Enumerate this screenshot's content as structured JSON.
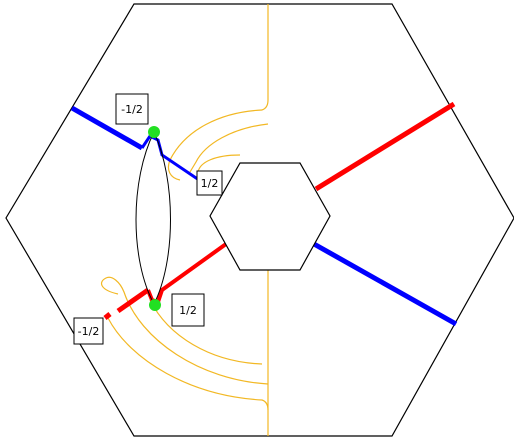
{
  "labels": {
    "top_left": "-1/2",
    "mid_right": "1/2",
    "bottom_right": "1/2",
    "bottom_left": "-1/2"
  },
  "colors": {
    "blue": "#0000ff",
    "red": "#ff0000",
    "orange": "#f2b824",
    "green": "#22e022",
    "outline": "#000000"
  }
}
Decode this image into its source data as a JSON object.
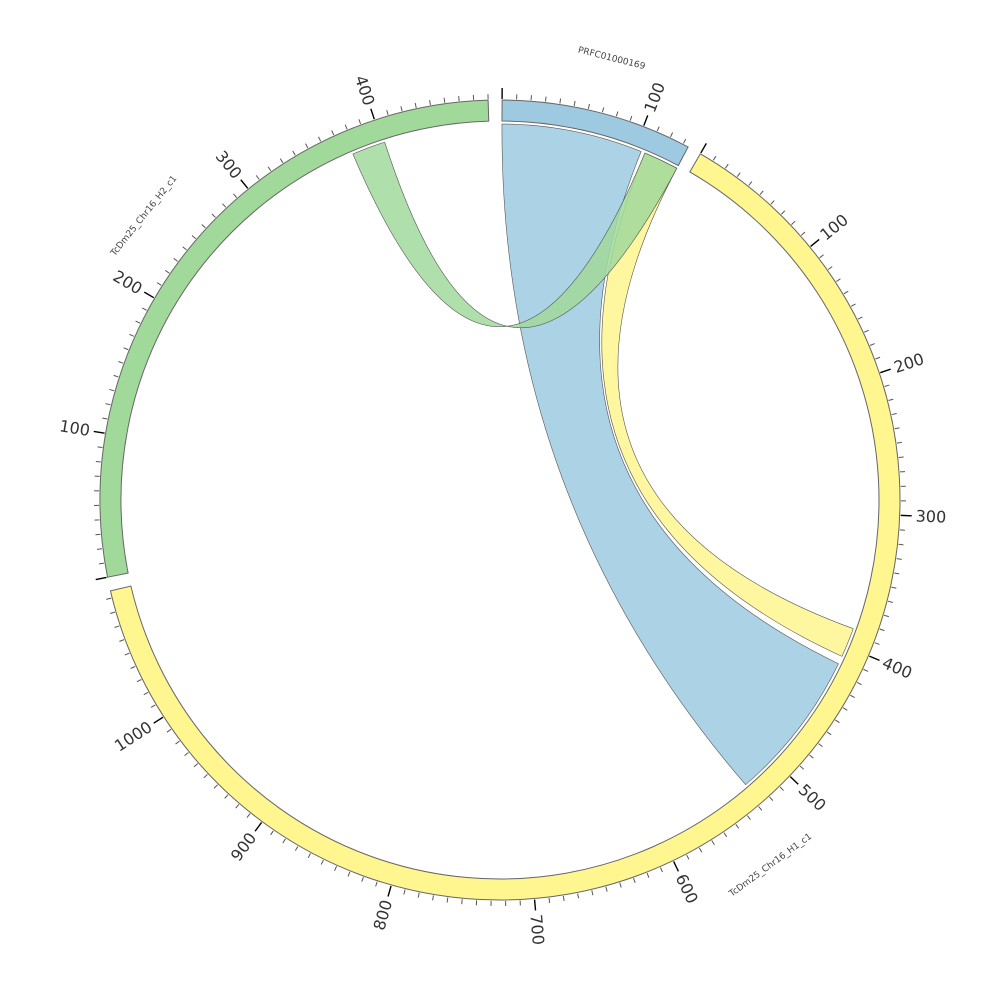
{
  "chart_data": {
    "type": "chord",
    "title": "",
    "tick_major": 100,
    "tick_minor": 10,
    "sectors": [
      {
        "name": "PRFC01000169",
        "length": 134,
        "color": "#9ecae1"
      },
      {
        "name": "TcDm25_Chr16_H1_c1",
        "length": 1095,
        "color": "#fff68f"
      },
      {
        "name": "TcDm25_Chr16_H2_c1",
        "length": 480,
        "color": "#a1d99b"
      }
    ],
    "links": [
      {
        "from": "PRFC01000169",
        "from_range": [
          0,
          105
        ],
        "to": "TcDm25_Chr16_H1_c1",
        "to_range": [
          527,
          414
        ],
        "color": "#9ecae1"
      },
      {
        "from": "TcDm25_Chr16_H1_c1",
        "from_range": [
          386,
          408
        ],
        "to": "PRFC01000169",
        "to_range": [
          134,
          108
        ],
        "color": "#fff68f"
      },
      {
        "from": "TcDm25_Chr16_H2_c1",
        "from_range": [
          377,
          402
        ],
        "to": "PRFC01000169",
        "to_range": [
          108,
          134
        ],
        "color": "#a1d99b"
      }
    ]
  }
}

_TASK DETAILS_.
From the listing above, copy out each line where the word "JSON" appears.

_EXPECTED ANSWER_.
Enumerate this screenshot's content as structured JSON.
Decode this image into its source data as a JSON object.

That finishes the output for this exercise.